* Your objective *
Please write out the complete listing that follows, exactly as it reads.

↓

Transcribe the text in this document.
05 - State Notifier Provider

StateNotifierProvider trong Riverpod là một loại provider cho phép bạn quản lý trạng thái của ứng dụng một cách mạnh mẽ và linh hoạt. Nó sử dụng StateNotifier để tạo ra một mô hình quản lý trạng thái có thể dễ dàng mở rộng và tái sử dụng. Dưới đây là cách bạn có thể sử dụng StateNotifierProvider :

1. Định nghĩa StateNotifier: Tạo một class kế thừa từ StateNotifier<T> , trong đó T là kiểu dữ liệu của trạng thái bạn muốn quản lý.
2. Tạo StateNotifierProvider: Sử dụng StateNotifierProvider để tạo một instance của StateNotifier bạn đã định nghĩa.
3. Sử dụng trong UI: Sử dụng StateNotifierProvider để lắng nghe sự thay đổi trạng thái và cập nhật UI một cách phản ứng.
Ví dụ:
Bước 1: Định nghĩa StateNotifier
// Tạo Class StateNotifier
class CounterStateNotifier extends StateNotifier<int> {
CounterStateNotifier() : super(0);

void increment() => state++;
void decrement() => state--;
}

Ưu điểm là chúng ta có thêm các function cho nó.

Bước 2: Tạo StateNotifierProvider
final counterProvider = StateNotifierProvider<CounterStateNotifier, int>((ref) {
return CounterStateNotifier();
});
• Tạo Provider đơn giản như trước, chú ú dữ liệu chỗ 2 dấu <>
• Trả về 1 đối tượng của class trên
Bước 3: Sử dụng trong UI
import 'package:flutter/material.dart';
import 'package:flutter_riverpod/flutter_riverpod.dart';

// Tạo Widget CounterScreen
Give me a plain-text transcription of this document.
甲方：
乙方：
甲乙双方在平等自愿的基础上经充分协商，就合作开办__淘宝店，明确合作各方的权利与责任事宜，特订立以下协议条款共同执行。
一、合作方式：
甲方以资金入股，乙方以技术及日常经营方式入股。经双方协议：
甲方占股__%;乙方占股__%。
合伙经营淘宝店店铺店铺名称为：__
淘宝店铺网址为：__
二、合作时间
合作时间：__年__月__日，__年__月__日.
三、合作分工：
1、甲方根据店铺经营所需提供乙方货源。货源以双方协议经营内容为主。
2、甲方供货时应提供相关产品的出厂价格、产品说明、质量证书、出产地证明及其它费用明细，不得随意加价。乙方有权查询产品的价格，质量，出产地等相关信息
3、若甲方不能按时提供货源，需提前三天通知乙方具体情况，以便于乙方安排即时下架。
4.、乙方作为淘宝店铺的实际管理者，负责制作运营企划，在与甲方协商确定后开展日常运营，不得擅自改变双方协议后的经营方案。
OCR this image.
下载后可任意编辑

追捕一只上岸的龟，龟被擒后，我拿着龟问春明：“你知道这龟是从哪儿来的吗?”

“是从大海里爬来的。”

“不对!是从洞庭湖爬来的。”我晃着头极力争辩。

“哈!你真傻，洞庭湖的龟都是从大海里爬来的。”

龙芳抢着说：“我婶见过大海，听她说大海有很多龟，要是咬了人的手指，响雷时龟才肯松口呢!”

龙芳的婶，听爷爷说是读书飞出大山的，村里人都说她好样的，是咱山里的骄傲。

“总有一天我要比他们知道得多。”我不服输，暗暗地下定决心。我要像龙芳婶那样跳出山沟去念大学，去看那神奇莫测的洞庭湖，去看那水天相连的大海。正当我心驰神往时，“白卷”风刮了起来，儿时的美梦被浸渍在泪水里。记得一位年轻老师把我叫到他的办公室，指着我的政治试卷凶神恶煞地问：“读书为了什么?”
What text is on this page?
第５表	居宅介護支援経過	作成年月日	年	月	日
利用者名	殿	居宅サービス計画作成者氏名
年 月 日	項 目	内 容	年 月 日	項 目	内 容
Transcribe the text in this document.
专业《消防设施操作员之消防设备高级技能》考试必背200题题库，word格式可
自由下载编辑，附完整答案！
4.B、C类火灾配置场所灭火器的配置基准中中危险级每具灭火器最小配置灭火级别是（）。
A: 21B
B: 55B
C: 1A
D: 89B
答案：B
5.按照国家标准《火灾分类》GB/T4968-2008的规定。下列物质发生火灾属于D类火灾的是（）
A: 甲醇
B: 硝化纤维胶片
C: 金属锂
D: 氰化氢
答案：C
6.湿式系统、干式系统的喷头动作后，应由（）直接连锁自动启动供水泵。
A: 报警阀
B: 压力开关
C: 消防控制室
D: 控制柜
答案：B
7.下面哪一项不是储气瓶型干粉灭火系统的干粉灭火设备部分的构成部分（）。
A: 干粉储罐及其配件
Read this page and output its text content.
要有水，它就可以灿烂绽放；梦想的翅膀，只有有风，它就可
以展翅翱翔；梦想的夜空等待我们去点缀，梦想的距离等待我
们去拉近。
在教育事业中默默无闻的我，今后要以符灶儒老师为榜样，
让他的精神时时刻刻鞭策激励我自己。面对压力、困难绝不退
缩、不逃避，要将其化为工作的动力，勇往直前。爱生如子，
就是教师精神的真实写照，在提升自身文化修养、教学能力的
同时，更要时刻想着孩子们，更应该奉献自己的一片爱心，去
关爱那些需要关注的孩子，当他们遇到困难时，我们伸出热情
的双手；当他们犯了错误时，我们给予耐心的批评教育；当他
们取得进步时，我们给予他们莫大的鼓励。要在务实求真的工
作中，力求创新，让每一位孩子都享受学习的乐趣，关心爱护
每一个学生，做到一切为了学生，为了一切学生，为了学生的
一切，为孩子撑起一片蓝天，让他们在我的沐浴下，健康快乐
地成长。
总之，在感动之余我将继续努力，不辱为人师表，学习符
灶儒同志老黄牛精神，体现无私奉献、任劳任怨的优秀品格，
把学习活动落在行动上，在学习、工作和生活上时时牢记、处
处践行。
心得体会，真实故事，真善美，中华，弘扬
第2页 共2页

↑

* Solution for this task *
Transcribe the text in this document.
05 - State Notifier Provider

StateNotifierProvider trong Riverpod là một loại provider cho phép bạn quản lý trạng thái của ứng dụng một cách mạnh mẽ và linh hoạt. Nó sử dụng StateNotifier để tạo ra một mô hình quản lý trạng thái có thể dễ dàng mở rộng và tái sử dụng. Dưới đây là cách bạn có thể sử dụng StateNotifierProvider :

1. Định nghĩa StateNotifier: Tạo một class kế thừa từ StateNotifier<T> , trong đó T là kiểu dữ liệu của trạng thái bạn muốn quản lý.
2. Tạo StateNotifierProvider: Sử dụng StateNotifierProvider để tạo một instance của StateNotifier bạn đã định nghĩa.
3. Sử dụng trong UI: Sử dụng StateNotifierProvider để lắng nghe sự thay đổi trạng thái và cập nhật UI một cách phản ứng.
Ví dụ:
Bước 1: Định nghĩa StateNotifier
// Tạo Class StateNotifier
class CounterStateNotifier extends StateNotifier<int> {
CounterStateNotifier() : super(0);

void increment() => state++;
void decrement() => state--;
}

Ưu điểm là chúng ta có thêm các function cho nó.

Bước 2: Tạo StateNotifierProvider
final counterProvider = StateNotifierProvider<CounterStateNotifier, int>((ref) {
return CounterStateNotifier();
});
• Tạo Provider đơn giản như trước, chú ú dữ liệu chỗ 2 dấu <>
• Trả về 1 đối tượng của class trên
Bước 3: Sử dụng trong UI
import 'package:flutter/material.dart';
import 'package:flutter_riverpod/flutter_riverpod.dart';

// Tạo Widget CounterScreen
Give me a plain-text transcription of this document.
甲方：
乙方：
甲乙双方在平等自愿的基础上经充分协商，就合作开办__淘宝店，明确合作各方的权利与责任事宜，特订立以下协议条款共同执行。
一、合作方式：
甲方以资金入股，乙方以技术及日常经营方式入股。经双方协议：
甲方占股__%;乙方占股__%。
合伙经营淘宝店店铺店铺名称为：__
淘宝店铺网址为：__
二、合作时间
合作时间：__年__月__日，__年__月__日.
三、合作分工：
1、甲方根据店铺经营所需提供乙方货源。货源以双方协议经营内容为主。
2、甲方供货时应提供相关产品的出厂价格、产品说明、质量证书、出产地证明及其它费用明细，不得随意加价。乙方有权查询产品的价格，质量，出产地等相关信息
3、若甲方不能按时提供货源，需提前三天通知乙方具体情况，以便于乙方安排即时下架。
4.、乙方作为淘宝店铺的实际管理者，负责制作运营企划，在与甲方协商确定后开展日常运营，不得擅自改变双方协议后的经营方案。
OCR this image.
下载后可任意编辑

追捕一只上岸的龟，龟被擒后，我拿着龟问春明：“你知道这龟是从哪儿来的吗?”

“是从大海里爬来的。”

“不对!是从洞庭湖爬来的。”我晃着头极力争辩。

“哈!你真傻，洞庭湖的龟都是从大海里爬来的。”

龙芳抢着说：“我婶见过大海，听她说大海有很多龟，要是咬了人的手指，响雷时龟才肯松口呢!”

龙芳的婶，听爷爷说是读书飞出大山的，村里人都说她好样的，是咱山里的骄傲。

“总有一天我要比他们知道得多。”我不服输，暗暗地下定决心。我要像龙芳婶那样跳出山沟去念大学，去看那神奇莫测的洞庭湖，去看那水天相连的大海。正当我心驰神往时，“白卷”风刮了起来，儿时的美梦被浸渍在泪水里。记得一位年轻老师把我叫到他的办公室，指着我的政治试卷凶神恶煞地问：“读书为了什么?”
What text is on this page?
第５表	居宅介護支援経過	作成年月日	年	月	日
利用者名	殿	居宅サービス計画作成者氏名
年 月 日	項 目	内 容	年 月 日	項 目	内 容
Transcribe the text in this document.
专业《消防设施操作员之消防设备高级技能》考试必背200题题库，word格式可
自由下载编辑，附完整答案！
4.B、C类火灾配置场所灭火器的配置基准中中危险级每具灭火器最小配置灭火级别是（）。
A: 21B
B: 55B
C: 1A
D: 89B
答案：B
5.按照国家标准《火灾分类》GB/T4968-2008的规定。下列物质发生火灾属于D类火灾的是（）
A: 甲醇
B: 硝化纤维胶片
C: 金属锂
D: 氰化氢
答案：C
6.湿式系统、干式系统的喷头动作后，应由（）直接连锁自动启动供水泵。
A: 报警阀
B: 压力开关
C: 消防控制室
D: 控制柜
答案：B
7.下面哪一项不是储气瓶型干粉灭火系统的干粉灭火设备部分的构成部分（）。
A: 干粉储罐及其配件
Read this page and output its text content.
要有水，它就可以灿烂绽放；梦想的翅膀，只有有风，它就可
以展翅翱翔；梦想的夜空等待我们去点缀，梦想的距离等待我
们去拉近。
在教育事业中默默无闻的我，今后要以符灶儒老师为榜样，
让他的精神时时刻刻鞭策激励我自己。面对压力、困难绝不退
缩、不逃避，要将其化为工作的动力，勇往直前。爱生如子，
就是教师精神的真实写照，在提升自身文化修养、教学能力的
同时，更要时刻想着孩子们，更应该奉献自己的一片爱心，去
关爱那些需要关注的孩子，当他们遇到困难时，我们伸出热情
的双手；当他们犯了错误时，我们给予耐心的批评教育；当他
们取得进步时，我们给予他们莫大的鼓励。要在务实求真的工
作中，力求创新，让每一位孩子都享受学习的乐趣，关心爱护
每一个学生，做到一切为了学生，为了一切学生，为了学生的
一切，为孩子撑起一片蓝天，让他们在我的沐浴下，健康快乐
地成长。
总之，在感动之余我将继续努力，不辱为人师表，学习符
灶儒同志老黄牛精神，体现无私奉献、任劳任怨的优秀品格，
把学习活动落在行动上，在学习、工作和生活上时时牢记、处
处践行。
心得体会，真实故事，真善美，中华，弘扬
第2页 共2页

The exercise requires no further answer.